> **EXERCISE INSTRUCTIONS**
Which lines of the records contain "นางสาวแพรวา"? Collect every one of them.

Collection entries:
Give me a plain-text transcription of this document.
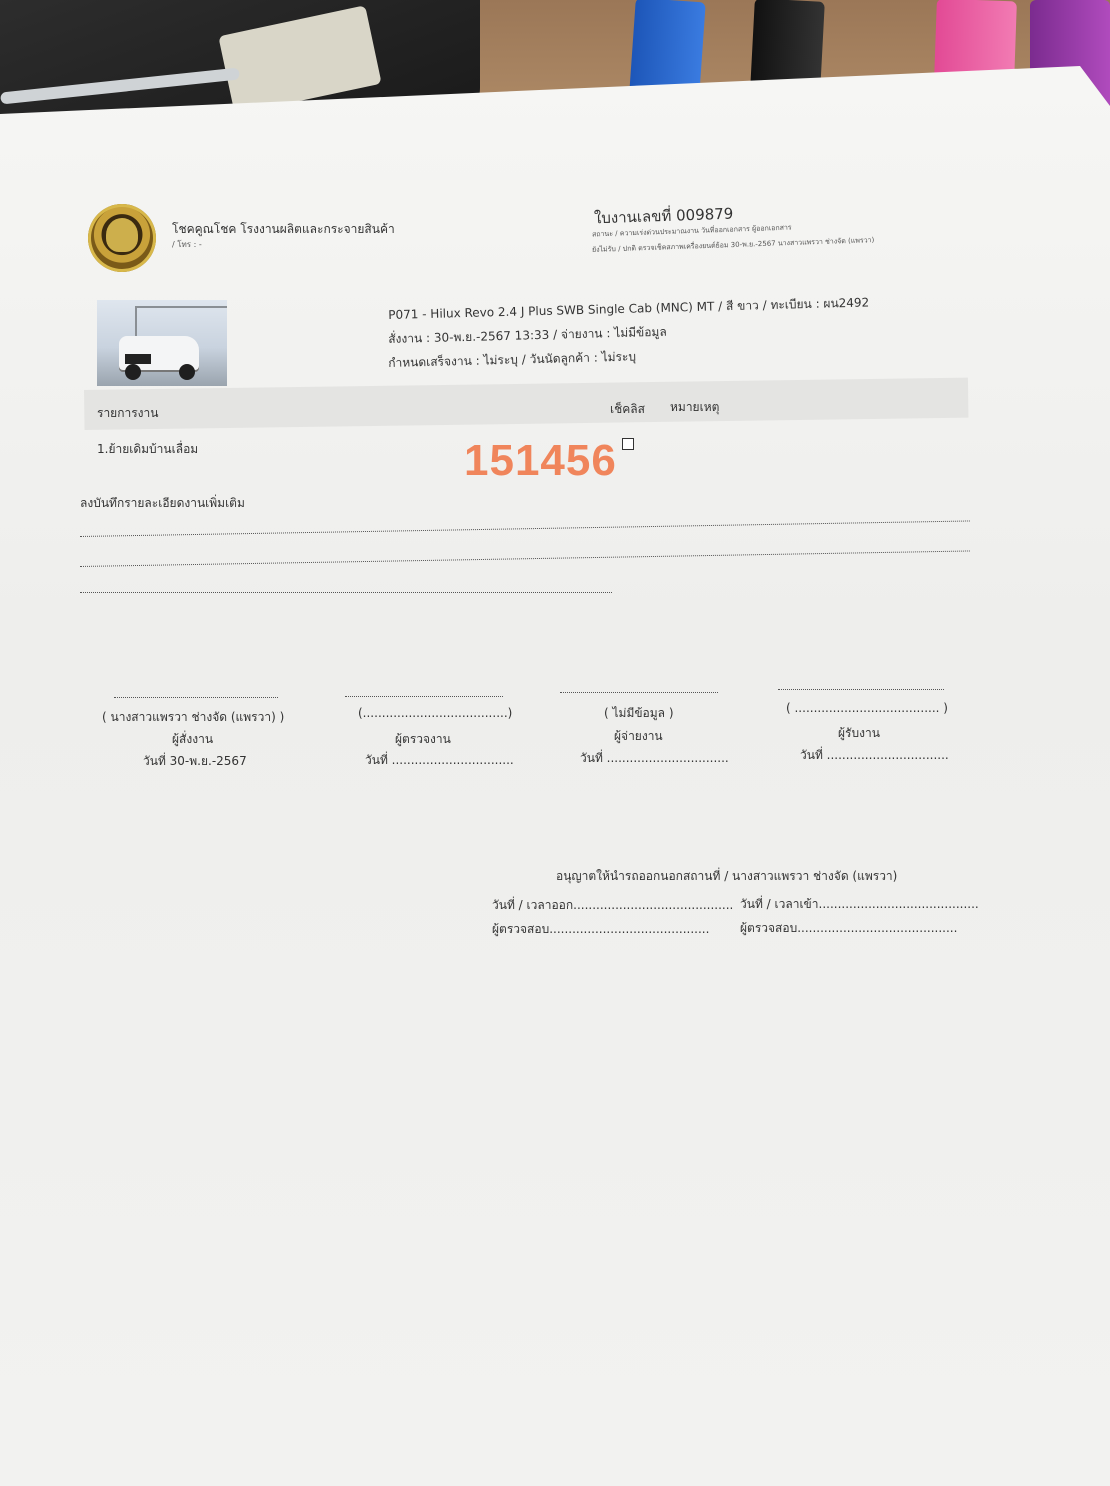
โชคคูณโชค โรงงานผลิตและกระจายสินค้า
/ โทร : -
ใบงานเลขที่ 009879
สถานะ / ความเร่งด่วนประมาณงาน วันที่ออกเอกสาร ผู้ออกเอกสาร
ยังไม่รับ / ปกติ ตรวจเช็คสภาพเครื่องยนต์ย้อม 30-พ.ย.-2567 นางสาวแพรวา ช่างจัด (แพรวา)
P071 - Hilux Revo 2.4 J Plus SWB Single Cab (MNC) MT / สี ขาว / ทะเบียน : ผน2492
สั่งงาน : 30-พ.ย.-2567 13:33 / จ่ายงาน : ไม่มีข้อมูล
กำหนดเสร็จงาน : ไม่ระบุ / วันนัดลูกค้า : ไม่ระบุ
รายการงาน	เช็คลิส หมายเหตุ
1.ย้ายเดิมบ้านเลื่อม	151456
ลงบันทึกรายละเอียดงานเพิ่มเติม
( นางสาวแพรวา ช่างจัด (แพรวา) )
ผู้สั่งงาน
วันที่ 30-พ.ย.-2567
(......................................)
ผู้ตรวจงาน
วันที่ ................................
( ไม่มีข้อมูล )
ผู้จ่ายงาน
วันที่ ................................
( ...................................... )
ผู้รับงาน
วันที่ ................................
อนุญาตให้นำรถออกนอกสถานที่ / นางสาวแพรวา ช่างจัด (แพรวา)
วันที่ / เวลาออก.......................................... วันที่ / เวลาเข้า..........................................
ผู้ตรวจสอบ..........................................	ผู้ตรวจสอบ..........................................
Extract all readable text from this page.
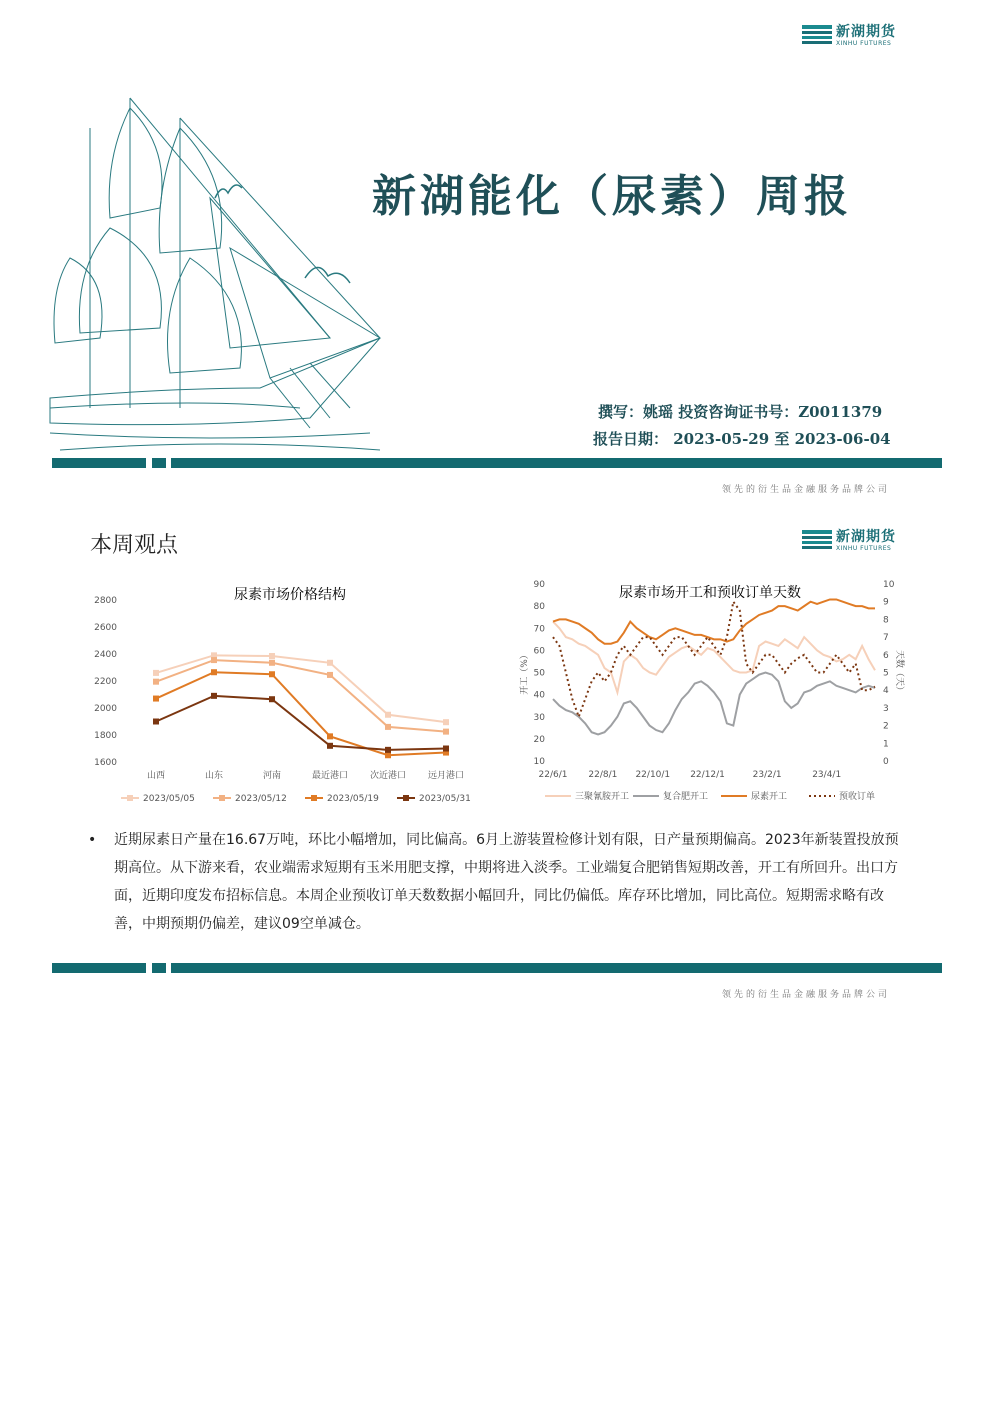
新湖期货
XINHU FUTURES
新湖能化（尿素）周报
撰写：姚瑶 投资咨询证书号：Z0011379
报告日期： 2023-05-29 至 2023-06-04
领先的衍生品金融服务品牌公司
本周观点	新湖期货
XINHU FUTURES
尿素市场价格结构
1600
1800
2000
2200
2400
2600
2800
山西	山东	河南	最近港口 次近港口 远月港口
2023/05/05	2023/05/12	2023/05/19	2023/05/31
尿素市场开工和预收订单天数
10
20
30
40
50
60
70
80
90
0
1
2
3
4
5
6
7
8
9
10
22/6/1 22/8/1 22/10/1 22/12/1	23/2/1	23/4/1
开工（%）	天数（天）
三聚氰胺开工	复合肥开工	尿素开工	预收订单
•	近期尿素日产量在16.67万吨，环比小幅增加，同比偏高。6月上游装置检修计划有限，日产量预期偏高。2023年新装置投放预期高位。从下游来看，农业端需求短期有玉米用肥支撑，中期将进入淡季。工业端复合肥销售短期改善，开工有所回升。出口方面，近期印度发布招标信息。本周企业预收订单天数数据小幅回升，同比仍偏低。库存环比增加，同比高位。短期需求略有改善，中期预期仍偏差，建议09空单减仓。
领先的衍生品金融服务品牌公司
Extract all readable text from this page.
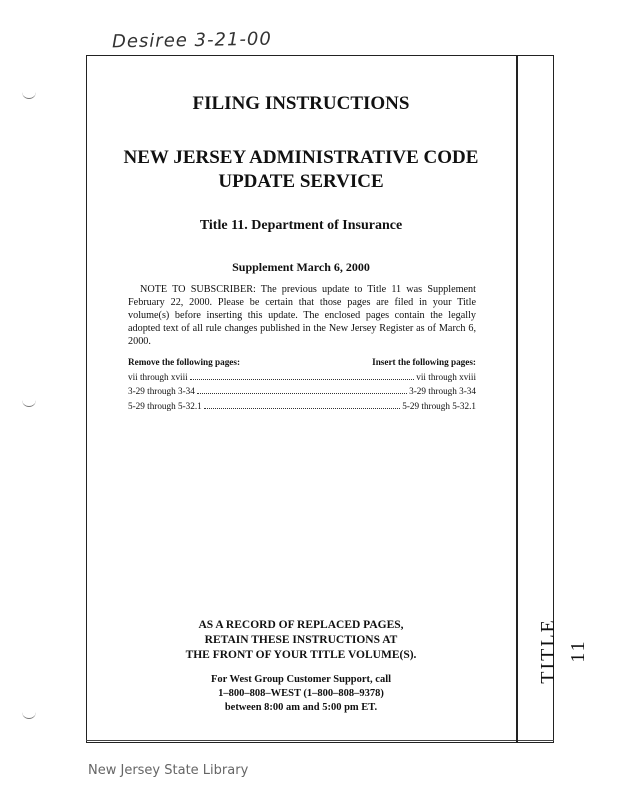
Desiree 3-21-00
TITLE 11
FILING INSTRUCTIONS
NEW JERSEY ADMINISTRATIVE CODE
UPDATE SERVICE
Title 11. Department of Insurance
Supplement March 6, 2000
NOTE TO SUBSCRIBER: The previous update to Title 11 was Supplement February 22, 2000. Please be certain that those pages are filed in your Title volume(s) before inserting this update. The enclosed pages contain the legally adopted text of all rule changes published in the New Jersey Register as of March 6, 2000.
Remove the following pages:	Insert the following pages:
vii through xviii	vii through xviii
3-29 through 3-34	3-29 through 3-34
5-29 through 5-32.1	5-29 through 5-32.1
AS A RECORD OF REPLACED PAGES,
RETAIN THESE INSTRUCTIONS AT
THE FRONT OF YOUR TITLE VOLUME(S).
For West Group Customer Support, call
1–800–808–WEST (1–800–808–9378)
between 8:00 am and 5:00 pm ET.
New Jersey State Library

> **EXERCISE RESPONSE**
ยังไม่รับ / ปกติ ตรวจเช็คสภาพเครื่องยนต์ย้อม 30-พ.ย.-2567 นางสาวแพรวา ช่างจัด (แพรวา)
( นางสาวแพรวา ช่างจัด (แพรวา) )
อนุญาตให้นำรถออกนอกสถานที่ / นางสาวแพรวา ช่างจัด (แพรวา)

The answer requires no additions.